Task to carry out: Across the entries below, how many lines contain the string "Utilization"? Give only the count.

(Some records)
────
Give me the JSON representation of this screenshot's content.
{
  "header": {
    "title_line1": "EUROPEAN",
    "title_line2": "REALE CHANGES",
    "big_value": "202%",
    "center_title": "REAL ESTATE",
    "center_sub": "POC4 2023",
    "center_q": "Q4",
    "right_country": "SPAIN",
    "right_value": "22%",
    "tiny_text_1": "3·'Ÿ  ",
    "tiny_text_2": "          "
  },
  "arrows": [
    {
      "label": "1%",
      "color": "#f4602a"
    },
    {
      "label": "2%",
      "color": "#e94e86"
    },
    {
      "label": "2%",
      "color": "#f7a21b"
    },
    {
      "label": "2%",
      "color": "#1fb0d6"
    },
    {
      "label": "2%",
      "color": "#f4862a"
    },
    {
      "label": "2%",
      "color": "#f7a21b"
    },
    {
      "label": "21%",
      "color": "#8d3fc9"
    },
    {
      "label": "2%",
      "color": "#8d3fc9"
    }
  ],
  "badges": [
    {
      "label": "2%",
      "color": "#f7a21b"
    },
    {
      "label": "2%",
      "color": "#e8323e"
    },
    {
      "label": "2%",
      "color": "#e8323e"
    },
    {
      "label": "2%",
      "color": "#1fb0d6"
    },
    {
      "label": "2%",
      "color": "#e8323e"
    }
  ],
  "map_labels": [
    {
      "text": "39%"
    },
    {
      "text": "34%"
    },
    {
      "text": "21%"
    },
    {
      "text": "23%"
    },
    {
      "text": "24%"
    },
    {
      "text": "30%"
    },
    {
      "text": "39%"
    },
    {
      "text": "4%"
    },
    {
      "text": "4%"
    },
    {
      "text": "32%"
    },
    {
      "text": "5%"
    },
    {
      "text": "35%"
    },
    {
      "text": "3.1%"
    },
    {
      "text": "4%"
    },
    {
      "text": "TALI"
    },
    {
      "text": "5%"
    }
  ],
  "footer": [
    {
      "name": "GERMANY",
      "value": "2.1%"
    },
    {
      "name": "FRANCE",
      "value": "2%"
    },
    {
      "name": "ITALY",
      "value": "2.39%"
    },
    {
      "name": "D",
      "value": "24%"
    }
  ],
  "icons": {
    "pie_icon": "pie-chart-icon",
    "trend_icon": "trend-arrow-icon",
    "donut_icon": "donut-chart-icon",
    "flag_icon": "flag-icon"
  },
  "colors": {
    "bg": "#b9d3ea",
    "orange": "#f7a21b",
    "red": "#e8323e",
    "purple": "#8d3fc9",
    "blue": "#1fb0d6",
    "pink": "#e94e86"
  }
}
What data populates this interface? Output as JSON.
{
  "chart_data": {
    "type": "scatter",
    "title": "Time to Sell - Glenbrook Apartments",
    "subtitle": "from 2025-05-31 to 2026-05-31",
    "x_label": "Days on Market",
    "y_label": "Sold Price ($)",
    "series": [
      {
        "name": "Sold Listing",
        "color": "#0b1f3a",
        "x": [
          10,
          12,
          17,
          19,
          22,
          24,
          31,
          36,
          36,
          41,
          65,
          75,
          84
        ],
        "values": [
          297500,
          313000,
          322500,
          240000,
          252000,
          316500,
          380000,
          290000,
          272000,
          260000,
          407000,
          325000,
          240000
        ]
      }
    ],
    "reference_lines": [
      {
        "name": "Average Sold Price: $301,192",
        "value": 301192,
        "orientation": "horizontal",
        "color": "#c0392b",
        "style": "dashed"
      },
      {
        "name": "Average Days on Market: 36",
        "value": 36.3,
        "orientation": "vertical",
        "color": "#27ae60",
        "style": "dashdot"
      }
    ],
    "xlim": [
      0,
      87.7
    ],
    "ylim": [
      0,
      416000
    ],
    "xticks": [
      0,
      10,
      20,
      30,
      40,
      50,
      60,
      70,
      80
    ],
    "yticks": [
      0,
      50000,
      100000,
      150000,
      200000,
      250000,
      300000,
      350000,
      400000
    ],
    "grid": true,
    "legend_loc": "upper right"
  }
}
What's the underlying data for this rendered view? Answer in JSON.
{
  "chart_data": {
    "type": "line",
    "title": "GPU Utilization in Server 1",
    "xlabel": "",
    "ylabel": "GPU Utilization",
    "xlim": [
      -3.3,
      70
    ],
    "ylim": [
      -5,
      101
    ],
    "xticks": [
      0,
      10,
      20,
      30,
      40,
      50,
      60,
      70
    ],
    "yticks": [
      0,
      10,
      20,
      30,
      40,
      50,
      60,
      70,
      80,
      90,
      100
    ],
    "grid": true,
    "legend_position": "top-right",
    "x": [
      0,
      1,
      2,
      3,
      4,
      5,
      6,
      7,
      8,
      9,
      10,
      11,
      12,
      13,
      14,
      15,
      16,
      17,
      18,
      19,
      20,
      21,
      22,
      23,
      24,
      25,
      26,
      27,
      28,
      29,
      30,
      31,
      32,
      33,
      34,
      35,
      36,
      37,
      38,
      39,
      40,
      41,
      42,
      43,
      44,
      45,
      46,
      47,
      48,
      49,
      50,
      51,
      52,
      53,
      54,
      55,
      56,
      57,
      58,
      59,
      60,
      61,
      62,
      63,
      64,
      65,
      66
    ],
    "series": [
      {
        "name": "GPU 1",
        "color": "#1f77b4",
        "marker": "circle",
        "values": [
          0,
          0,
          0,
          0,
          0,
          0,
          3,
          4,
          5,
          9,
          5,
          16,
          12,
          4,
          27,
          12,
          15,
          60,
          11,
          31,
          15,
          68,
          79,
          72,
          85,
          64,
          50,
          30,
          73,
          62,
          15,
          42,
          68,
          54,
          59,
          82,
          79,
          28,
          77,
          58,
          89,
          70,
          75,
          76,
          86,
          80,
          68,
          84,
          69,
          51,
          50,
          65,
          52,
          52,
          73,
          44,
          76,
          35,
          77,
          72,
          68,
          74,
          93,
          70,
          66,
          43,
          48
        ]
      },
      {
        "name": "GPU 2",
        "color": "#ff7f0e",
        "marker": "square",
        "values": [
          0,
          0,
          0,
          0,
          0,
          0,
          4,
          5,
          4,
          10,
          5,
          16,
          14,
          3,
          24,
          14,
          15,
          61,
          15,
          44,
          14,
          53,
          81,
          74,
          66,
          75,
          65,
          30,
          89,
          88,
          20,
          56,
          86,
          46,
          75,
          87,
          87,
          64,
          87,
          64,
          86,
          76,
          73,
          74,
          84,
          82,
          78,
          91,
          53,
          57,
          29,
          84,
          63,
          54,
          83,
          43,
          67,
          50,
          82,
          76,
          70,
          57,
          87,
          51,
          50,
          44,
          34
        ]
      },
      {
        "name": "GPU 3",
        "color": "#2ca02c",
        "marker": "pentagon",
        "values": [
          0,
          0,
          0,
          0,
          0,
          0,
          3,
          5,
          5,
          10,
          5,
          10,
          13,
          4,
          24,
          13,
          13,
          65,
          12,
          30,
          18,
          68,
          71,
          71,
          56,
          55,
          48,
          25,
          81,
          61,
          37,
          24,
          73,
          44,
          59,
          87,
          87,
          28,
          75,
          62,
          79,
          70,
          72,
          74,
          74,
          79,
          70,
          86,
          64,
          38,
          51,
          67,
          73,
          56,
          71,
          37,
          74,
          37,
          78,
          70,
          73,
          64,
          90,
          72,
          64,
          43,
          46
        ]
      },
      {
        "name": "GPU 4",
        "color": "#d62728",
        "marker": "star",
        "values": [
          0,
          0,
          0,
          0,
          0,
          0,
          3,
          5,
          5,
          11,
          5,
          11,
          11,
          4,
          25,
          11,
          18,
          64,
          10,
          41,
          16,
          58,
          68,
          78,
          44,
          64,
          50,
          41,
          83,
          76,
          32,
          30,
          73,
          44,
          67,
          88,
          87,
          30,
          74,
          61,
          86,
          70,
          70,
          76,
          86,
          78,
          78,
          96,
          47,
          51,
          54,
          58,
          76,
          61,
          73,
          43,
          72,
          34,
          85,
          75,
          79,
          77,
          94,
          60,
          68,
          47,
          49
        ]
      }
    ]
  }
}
────
Written response: 2